PROBLEM: Exclude the pictures, then copy all remaining records exactly.

RAW RECORDS:
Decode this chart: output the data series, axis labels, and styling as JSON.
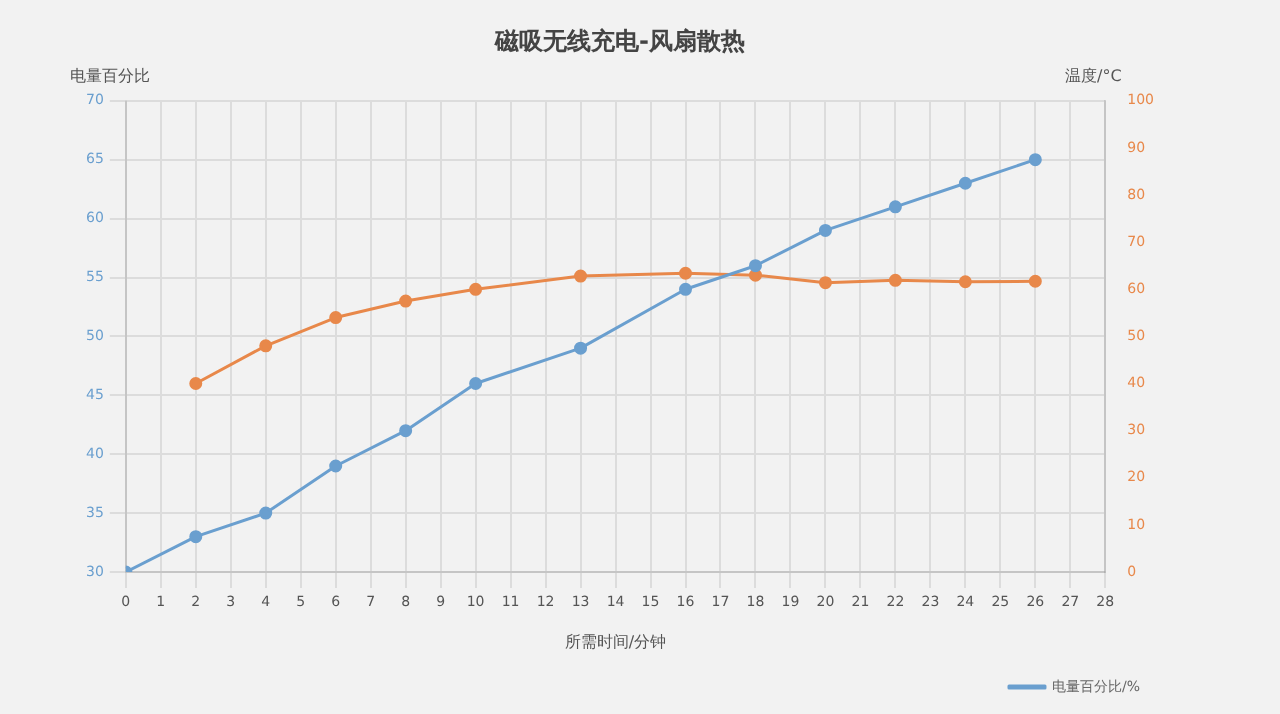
{
  "chart_data": {
    "type": "line",
    "title": "磁吸无线充电-风扇散热",
    "xlabel": "所需时间/分钟",
    "ylabel": "电量百分比",
    "y2label": "温度/°C",
    "xlim": [
      0,
      28
    ],
    "xticks": [
      0,
      1,
      2,
      3,
      4,
      5,
      6,
      7,
      8,
      9,
      10,
      11,
      12,
      13,
      14,
      15,
      16,
      17,
      18,
      19,
      20,
      21,
      22,
      23,
      24,
      25,
      26,
      27,
      28
    ],
    "ylim": [
      30,
      70
    ],
    "yticks": [
      30,
      35,
      40,
      45,
      50,
      55,
      60,
      65,
      70
    ],
    "y2lim": [
      0,
      100
    ],
    "y2ticks": [
      0,
      10,
      20,
      30,
      40,
      50,
      60,
      70,
      80,
      90,
      100
    ],
    "grid": true,
    "legend": "bottom right",
    "marker": "circle",
    "line_style": "solid",
    "series": [
      {
        "name": "电量百分比/%",
        "color": "#6a9fcf",
        "x": [
          0,
          2,
          4,
          6,
          8,
          10,
          13,
          16,
          18,
          20,
          22,
          24,
          26
        ],
        "values": [
          30,
          33,
          35,
          39,
          42,
          46,
          49,
          54,
          56,
          59,
          61,
          63,
          65
        ]
      },
      {
        "color": "#e8884a",
        "axis": "y2",
        "x": [
          2,
          4,
          6,
          8,
          10,
          13,
          16,
          18,
          20,
          22,
          24,
          26
        ],
        "values": [
          40,
          48,
          54,
          57.5,
          60,
          62.8,
          63.4,
          63,
          61.4,
          61.9,
          61.6,
          61.7
        ]
      }
    ]
  }
}
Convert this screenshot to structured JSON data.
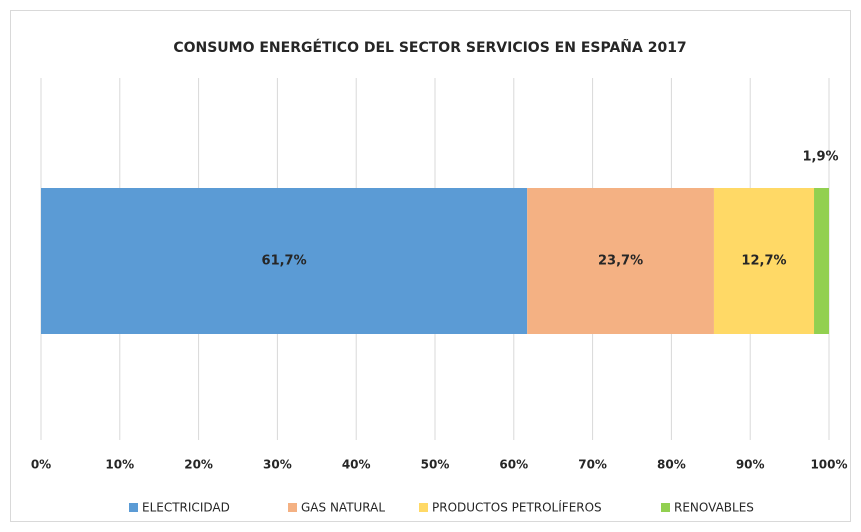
{
  "chart_data": {
    "type": "bar",
    "orientation": "horizontal",
    "stacked": true,
    "title": "CONSUMO ENERGÉTICO DEL SECTOR SERVICIOS EN ESPAÑA  2017",
    "categories": [
      null
    ],
    "series": [
      {
        "name": "ELECTRICIDAD",
        "color": "#5b9bd5",
        "values": [
          61.7
        ],
        "value_labels": [
          "61,7%"
        ]
      },
      {
        "name": "GAS NATURAL",
        "color": "#f4b183",
        "values": [
          23.7
        ],
        "value_labels": [
          "23,7%"
        ]
      },
      {
        "name": "PRODUCTOS PETROLÍFEROS",
        "color": "#ffd966",
        "values": [
          12.7
        ],
        "value_labels": [
          "12,7%"
        ]
      },
      {
        "name": "RENOVABLES",
        "color": "#92d050",
        "values": [
          1.9
        ],
        "value_labels": [
          "1,9%"
        ]
      }
    ],
    "xlim": [
      0,
      100
    ],
    "xticks": [
      {
        "value": 0,
        "label": "0%"
      },
      {
        "value": 10,
        "label": "10%"
      },
      {
        "value": 20,
        "label": "20%"
      },
      {
        "value": 30,
        "label": "30%"
      },
      {
        "value": 40,
        "label": "40%"
      },
      {
        "value": 50,
        "label": "50%"
      },
      {
        "value": 60,
        "label": "60%"
      },
      {
        "value": 70,
        "label": "70%"
      },
      {
        "value": 80,
        "label": "80%"
      },
      {
        "value": 90,
        "label": "90%"
      },
      {
        "value": 100,
        "label": "100%"
      }
    ],
    "grid": true,
    "legend": "bottom"
  }
}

CORRECT RESPONSE:
Decode this chart: output the data series, axis labels, and styling as JSON.
{
  "chart_data": {
    "type": "line",
    "title": "磁吸无线充电-风扇散热",
    "xlabel": "所需时间/分钟",
    "ylabel": "电量百分比",
    "y2label": "温度/°C",
    "xlim": [
      0,
      28
    ],
    "xticks": [
      0,
      1,
      2,
      3,
      4,
      5,
      6,
      7,
      8,
      9,
      10,
      11,
      12,
      13,
      14,
      15,
      16,
      17,
      18,
      19,
      20,
      21,
      22,
      23,
      24,
      25,
      26,
      27,
      28
    ],
    "ylim": [
      30,
      70
    ],
    "yticks": [
      30,
      35,
      40,
      45,
      50,
      55,
      60,
      65,
      70
    ],
    "y2lim": [
      0,
      100
    ],
    "y2ticks": [
      0,
      10,
      20,
      30,
      40,
      50,
      60,
      70,
      80,
      90,
      100
    ],
    "grid": true,
    "legend": "bottom right",
    "marker": "circle",
    "line_style": "solid",
    "series": [
      {
        "name": "电量百分比/%",
        "color": "#6a9fcf",
        "x": [
          0,
          2,
          4,
          6,
          8,
          10,
          13,
          16,
          18,
          20,
          22,
          24,
          26
        ],
        "values": [
          30,
          33,
          35,
          39,
          42,
          46,
          49,
          54,
          56,
          59,
          61,
          63,
          65
        ]
      },
      {
        "color": "#e8884a",
        "axis": "y2",
        "x": [
          2,
          4,
          6,
          8,
          10,
          13,
          16,
          18,
          20,
          22,
          24,
          26
        ],
        "values": [
          40,
          48,
          54,
          57.5,
          60,
          62.8,
          63.4,
          63,
          61.4,
          61.9,
          61.6,
          61.7
        ]
      }
    ]
  }
}
Convert this screenshot to structured JSON data.
{
  "chart_data": {
    "type": "bar",
    "orientation": "horizontal",
    "stacked": true,
    "title": "CONSUMO ENERGÉTICO DEL SECTOR SERVICIOS EN ESPAÑA  2017",
    "categories": [
      null
    ],
    "series": [
      {
        "name": "ELECTRICIDAD",
        "color": "#5b9bd5",
        "values": [
          61.7
        ],
        "value_labels": [
          "61,7%"
        ]
      },
      {
        "name": "GAS NATURAL",
        "color": "#f4b183",
        "values": [
          23.7
        ],
        "value_labels": [
          "23,7%"
        ]
      },
      {
        "name": "PRODUCTOS PETROLÍFEROS",
        "color": "#ffd966",
        "values": [
          12.7
        ],
        "value_labels": [
          "12,7%"
        ]
      },
      {
        "name": "RENOVABLES",
        "color": "#92d050",
        "values": [
          1.9
        ],
        "value_labels": [
          "1,9%"
        ]
      }
    ],
    "xlim": [
      0,
      100
    ],
    "xticks": [
      {
        "value": 0,
        "label": "0%"
      },
      {
        "value": 10,
        "label": "10%"
      },
      {
        "value": 20,
        "label": "20%"
      },
      {
        "value": 30,
        "label": "30%"
      },
      {
        "value": 40,
        "label": "40%"
      },
      {
        "value": 50,
        "label": "50%"
      },
      {
        "value": 60,
        "label": "60%"
      },
      {
        "value": 70,
        "label": "70%"
      },
      {
        "value": 80,
        "label": "80%"
      },
      {
        "value": 90,
        "label": "90%"
      },
      {
        "value": 100,
        "label": "100%"
      }
    ],
    "grid": true,
    "legend": "bottom"
  }
}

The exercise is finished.